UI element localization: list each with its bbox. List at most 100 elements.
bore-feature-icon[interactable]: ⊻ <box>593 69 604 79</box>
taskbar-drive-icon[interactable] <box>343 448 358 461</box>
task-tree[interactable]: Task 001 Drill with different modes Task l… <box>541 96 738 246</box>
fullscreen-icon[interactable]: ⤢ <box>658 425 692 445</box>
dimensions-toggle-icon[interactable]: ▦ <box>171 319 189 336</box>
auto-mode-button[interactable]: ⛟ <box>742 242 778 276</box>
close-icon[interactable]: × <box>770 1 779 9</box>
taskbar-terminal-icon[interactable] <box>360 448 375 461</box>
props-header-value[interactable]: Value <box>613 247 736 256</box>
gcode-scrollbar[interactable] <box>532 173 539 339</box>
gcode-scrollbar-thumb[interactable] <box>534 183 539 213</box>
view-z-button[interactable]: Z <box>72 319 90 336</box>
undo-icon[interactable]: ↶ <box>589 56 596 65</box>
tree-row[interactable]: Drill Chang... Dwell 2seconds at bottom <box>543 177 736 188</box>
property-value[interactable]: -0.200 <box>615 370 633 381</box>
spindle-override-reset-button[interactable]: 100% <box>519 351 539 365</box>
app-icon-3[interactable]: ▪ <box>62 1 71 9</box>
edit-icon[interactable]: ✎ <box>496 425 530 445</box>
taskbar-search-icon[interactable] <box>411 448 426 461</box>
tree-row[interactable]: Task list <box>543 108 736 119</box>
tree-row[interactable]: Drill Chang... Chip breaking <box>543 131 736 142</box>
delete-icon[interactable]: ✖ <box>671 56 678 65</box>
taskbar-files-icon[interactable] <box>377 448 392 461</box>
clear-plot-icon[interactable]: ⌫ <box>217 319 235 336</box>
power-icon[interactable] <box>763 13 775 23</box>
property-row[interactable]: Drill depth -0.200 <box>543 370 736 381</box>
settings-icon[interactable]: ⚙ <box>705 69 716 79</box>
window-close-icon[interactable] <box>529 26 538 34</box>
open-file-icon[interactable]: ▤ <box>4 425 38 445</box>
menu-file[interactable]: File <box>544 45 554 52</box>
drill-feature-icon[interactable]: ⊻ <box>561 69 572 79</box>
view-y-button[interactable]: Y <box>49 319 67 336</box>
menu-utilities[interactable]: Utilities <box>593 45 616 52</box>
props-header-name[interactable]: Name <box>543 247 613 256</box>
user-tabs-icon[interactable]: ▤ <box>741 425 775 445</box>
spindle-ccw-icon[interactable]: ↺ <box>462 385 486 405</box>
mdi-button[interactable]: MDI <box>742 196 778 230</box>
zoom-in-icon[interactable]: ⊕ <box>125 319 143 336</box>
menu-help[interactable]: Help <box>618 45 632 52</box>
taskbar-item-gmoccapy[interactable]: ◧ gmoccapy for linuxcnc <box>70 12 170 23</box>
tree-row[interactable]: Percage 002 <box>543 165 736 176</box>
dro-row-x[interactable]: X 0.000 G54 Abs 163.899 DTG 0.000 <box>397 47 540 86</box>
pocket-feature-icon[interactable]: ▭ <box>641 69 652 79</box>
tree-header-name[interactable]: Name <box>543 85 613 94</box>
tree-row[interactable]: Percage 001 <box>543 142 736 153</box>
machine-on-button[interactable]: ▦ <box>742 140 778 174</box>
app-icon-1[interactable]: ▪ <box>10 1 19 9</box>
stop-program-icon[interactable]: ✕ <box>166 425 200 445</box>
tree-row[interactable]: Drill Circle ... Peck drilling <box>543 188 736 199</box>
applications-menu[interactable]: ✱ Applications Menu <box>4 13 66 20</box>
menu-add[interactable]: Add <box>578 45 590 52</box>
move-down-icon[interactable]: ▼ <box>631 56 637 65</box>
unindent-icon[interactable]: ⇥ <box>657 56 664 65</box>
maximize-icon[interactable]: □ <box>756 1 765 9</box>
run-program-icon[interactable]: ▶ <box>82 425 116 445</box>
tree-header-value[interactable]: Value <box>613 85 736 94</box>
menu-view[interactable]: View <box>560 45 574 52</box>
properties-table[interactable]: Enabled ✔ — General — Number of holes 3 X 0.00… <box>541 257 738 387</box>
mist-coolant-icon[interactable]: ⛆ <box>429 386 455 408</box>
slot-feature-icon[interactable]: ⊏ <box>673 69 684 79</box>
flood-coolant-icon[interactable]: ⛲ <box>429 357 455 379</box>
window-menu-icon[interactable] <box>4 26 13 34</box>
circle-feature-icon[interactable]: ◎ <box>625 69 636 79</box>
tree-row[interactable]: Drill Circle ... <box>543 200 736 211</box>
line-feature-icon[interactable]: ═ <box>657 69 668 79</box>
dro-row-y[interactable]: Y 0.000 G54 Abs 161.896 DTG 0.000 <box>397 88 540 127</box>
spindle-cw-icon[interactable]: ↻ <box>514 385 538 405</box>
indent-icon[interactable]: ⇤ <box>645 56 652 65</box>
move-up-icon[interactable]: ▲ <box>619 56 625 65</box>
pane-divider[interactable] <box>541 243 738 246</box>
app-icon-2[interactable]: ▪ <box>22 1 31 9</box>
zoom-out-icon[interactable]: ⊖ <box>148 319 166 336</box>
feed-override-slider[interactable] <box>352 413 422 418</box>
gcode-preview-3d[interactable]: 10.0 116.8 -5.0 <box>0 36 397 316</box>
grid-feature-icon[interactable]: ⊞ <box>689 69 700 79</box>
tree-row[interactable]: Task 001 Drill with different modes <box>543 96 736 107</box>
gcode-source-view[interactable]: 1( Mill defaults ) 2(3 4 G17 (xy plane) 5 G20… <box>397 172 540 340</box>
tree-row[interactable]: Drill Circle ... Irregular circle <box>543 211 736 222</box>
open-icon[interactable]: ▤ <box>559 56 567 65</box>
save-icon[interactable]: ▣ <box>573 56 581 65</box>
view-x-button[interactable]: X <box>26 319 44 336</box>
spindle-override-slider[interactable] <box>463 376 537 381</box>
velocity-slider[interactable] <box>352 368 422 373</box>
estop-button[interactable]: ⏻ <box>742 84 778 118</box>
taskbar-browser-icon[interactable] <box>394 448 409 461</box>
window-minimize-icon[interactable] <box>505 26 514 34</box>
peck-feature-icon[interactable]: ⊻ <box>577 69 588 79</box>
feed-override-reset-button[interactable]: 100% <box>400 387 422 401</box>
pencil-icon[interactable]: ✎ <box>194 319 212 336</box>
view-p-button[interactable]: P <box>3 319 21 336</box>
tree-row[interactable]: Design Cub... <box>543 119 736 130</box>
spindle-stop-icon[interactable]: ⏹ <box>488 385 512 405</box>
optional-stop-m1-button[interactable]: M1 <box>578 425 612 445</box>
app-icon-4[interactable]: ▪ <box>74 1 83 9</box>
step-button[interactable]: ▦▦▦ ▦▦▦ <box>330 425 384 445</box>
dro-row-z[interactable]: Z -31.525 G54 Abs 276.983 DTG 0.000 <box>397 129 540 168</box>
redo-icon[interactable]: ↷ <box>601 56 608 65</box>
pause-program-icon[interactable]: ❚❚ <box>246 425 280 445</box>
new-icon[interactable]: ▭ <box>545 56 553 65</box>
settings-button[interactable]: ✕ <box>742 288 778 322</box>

• _Instructions for the task_
Print all the rows above again, keeping every line identical.

• _Exercise solution_
UI element localization: list each with its bbox. List at most 100 elements.
bore-feature-icon[interactable]: ⊻ <box>593 69 604 79</box>
taskbar-drive-icon[interactable] <box>343 448 358 461</box>
task-tree[interactable]: Task 001 Drill with different modes Task l… <box>541 96 738 246</box>
fullscreen-icon[interactable]: ⤢ <box>658 425 692 445</box>
dimensions-toggle-icon[interactable]: ▦ <box>171 319 189 336</box>
auto-mode-button[interactable]: ⛟ <box>742 242 778 276</box>
close-icon[interactable]: × <box>770 1 779 9</box>
taskbar-terminal-icon[interactable] <box>360 448 375 461</box>
props-header-value[interactable]: Value <box>613 247 736 256</box>
gcode-scrollbar[interactable] <box>532 173 539 339</box>
gcode-scrollbar-thumb[interactable] <box>534 183 539 213</box>
view-z-button[interactable]: Z <box>72 319 90 336</box>
undo-icon[interactable]: ↶ <box>589 56 596 65</box>
tree-row[interactable]: Drill Chang... Dwell 2seconds at bottom <box>543 177 736 188</box>
property-value[interactable]: -0.200 <box>615 370 633 381</box>
spindle-override-reset-button[interactable]: 100% <box>519 351 539 365</box>
app-icon-3[interactable]: ▪ <box>62 1 71 9</box>
edit-icon[interactable]: ✎ <box>496 425 530 445</box>
taskbar-search-icon[interactable] <box>411 448 426 461</box>
tree-row[interactable]: Task list <box>543 108 736 119</box>
tree-row[interactable]: Drill Chang... Chip breaking <box>543 131 736 142</box>
delete-icon[interactable]: ✖ <box>671 56 678 65</box>
taskbar-files-icon[interactable] <box>377 448 392 461</box>
clear-plot-icon[interactable]: ⌫ <box>217 319 235 336</box>
power-icon[interactable] <box>763 13 775 23</box>
property-row[interactable]: Drill depth -0.200 <box>543 370 736 381</box>
settings-icon[interactable]: ⚙ <box>705 69 716 79</box>
window-close-icon[interactable] <box>529 26 538 34</box>
open-file-icon[interactable]: ▤ <box>4 425 38 445</box>
menu-file[interactable]: File <box>544 45 554 52</box>
drill-feature-icon[interactable]: ⊻ <box>561 69 572 79</box>
view-y-button[interactable]: Y <box>49 319 67 336</box>
menu-utilities[interactable]: Utilities <box>593 45 616 52</box>
props-header-name[interactable]: Name <box>543 247 613 256</box>
user-tabs-icon[interactable]: ▤ <box>741 425 775 445</box>
spindle-ccw-icon[interactable]: ↺ <box>462 385 486 405</box>
mdi-button[interactable]: MDI <box>742 196 778 230</box>
zoom-in-icon[interactable]: ⊕ <box>125 319 143 336</box>
menu-help[interactable]: Help <box>618 45 632 52</box>
taskbar-item-gmoccapy[interactable]: ◧ gmoccapy for linuxcnc <box>70 12 170 23</box>
tree-row[interactable]: Percage 002 <box>543 165 736 176</box>
dro-row-x[interactable]: X 0.000 G54 Abs 163.899 DTG 0.000 <box>397 47 540 86</box>
pocket-feature-icon[interactable]: ▭ <box>641 69 652 79</box>
tree-header-name[interactable]: Name <box>543 85 613 94</box>
tree-row[interactable]: Percage 001 <box>543 142 736 153</box>
machine-on-button[interactable]: ▦ <box>742 140 778 174</box>
app-icon-1[interactable]: ▪ <box>10 1 19 9</box>
stop-program-icon[interactable]: ✕ <box>166 425 200 445</box>
tree-row[interactable]: Drill Circle ... Peck drilling <box>543 188 736 199</box>
applications-menu[interactable]: ✱ Applications Menu <box>4 13 66 20</box>
menu-add[interactable]: Add <box>578 45 590 52</box>
move-down-icon[interactable]: ▼ <box>631 56 637 65</box>
unindent-icon[interactable]: ⇥ <box>657 56 664 65</box>
maximize-icon[interactable]: □ <box>756 1 765 9</box>
run-program-icon[interactable]: ▶ <box>82 425 116 445</box>
tree-header-value[interactable]: Value <box>613 85 736 94</box>
menu-view[interactable]: View <box>560 45 574 52</box>
properties-table[interactable]: Enabled ✔ — General — Number of holes 3 X 0.00… <box>541 257 738 387</box>
mist-coolant-icon[interactable]: ⛆ <box>429 386 455 408</box>
slot-feature-icon[interactable]: ⊏ <box>673 69 684 79</box>
flood-coolant-icon[interactable]: ⛲ <box>429 357 455 379</box>
window-menu-icon[interactable] <box>4 26 13 34</box>
circle-feature-icon[interactable]: ◎ <box>625 69 636 79</box>
tree-row[interactable]: Drill Circle ... <box>543 200 736 211</box>
line-feature-icon[interactable]: ═ <box>657 69 668 79</box>
dro-row-y[interactable]: Y 0.000 G54 Abs 161.896 DTG 0.000 <box>397 88 540 127</box>
spindle-cw-icon[interactable]: ↻ <box>514 385 538 405</box>
indent-icon[interactable]: ⇤ <box>645 56 652 65</box>
move-up-icon[interactable]: ▲ <box>619 56 625 65</box>
pane-divider[interactable] <box>541 243 738 246</box>
app-icon-2[interactable]: ▪ <box>22 1 31 9</box>
zoom-out-icon[interactable]: ⊖ <box>148 319 166 336</box>
feed-override-slider[interactable] <box>352 413 422 418</box>
gcode-preview-3d[interactable]: 10.0 116.8 -5.0 <box>0 36 397 316</box>
grid-feature-icon[interactable]: ⊞ <box>689 69 700 79</box>
tree-row[interactable]: Task 001 Drill with different modes <box>543 96 736 107</box>
gcode-source-view[interactable]: 1( Mill defaults ) 2(3 4 G17 (xy plane) 5 G20… <box>397 172 540 340</box>
tree-row[interactable]: Drill Circle ... Irregular circle <box>543 211 736 222</box>
open-icon[interactable]: ▤ <box>559 56 567 65</box>
save-icon[interactable]: ▣ <box>573 56 581 65</box>
view-x-button[interactable]: X <box>26 319 44 336</box>
spindle-override-slider[interactable] <box>463 376 537 381</box>
velocity-slider[interactable] <box>352 368 422 373</box>
estop-button[interactable]: ⏻ <box>742 84 778 118</box>
taskbar-browser-icon[interactable] <box>394 448 409 461</box>
window-minimize-icon[interactable] <box>505 26 514 34</box>
peck-feature-icon[interactable]: ⊻ <box>577 69 588 79</box>
feed-override-reset-button[interactable]: 100% <box>400 387 422 401</box>
pencil-icon[interactable]: ✎ <box>194 319 212 336</box>
view-p-button[interactable]: P <box>3 319 21 336</box>
tree-row[interactable]: Design Cub... <box>543 119 736 130</box>
spindle-stop-icon[interactable]: ⏹ <box>488 385 512 405</box>
optional-stop-m1-button[interactable]: M1 <box>578 425 612 445</box>
app-icon-4[interactable]: ▪ <box>74 1 83 9</box>
step-button[interactable]: ▦▦▦ ▦▦▦ <box>330 425 384 445</box>
dro-row-z[interactable]: Z -31.525 G54 Abs 276.983 DTG 0.000 <box>397 129 540 168</box>
redo-icon[interactable]: ↷ <box>601 56 608 65</box>
pause-program-icon[interactable]: ❚❚ <box>246 425 280 445</box>
new-icon[interactable]: ▭ <box>545 56 553 65</box>
settings-button[interactable]: ✕ <box>742 288 778 322</box>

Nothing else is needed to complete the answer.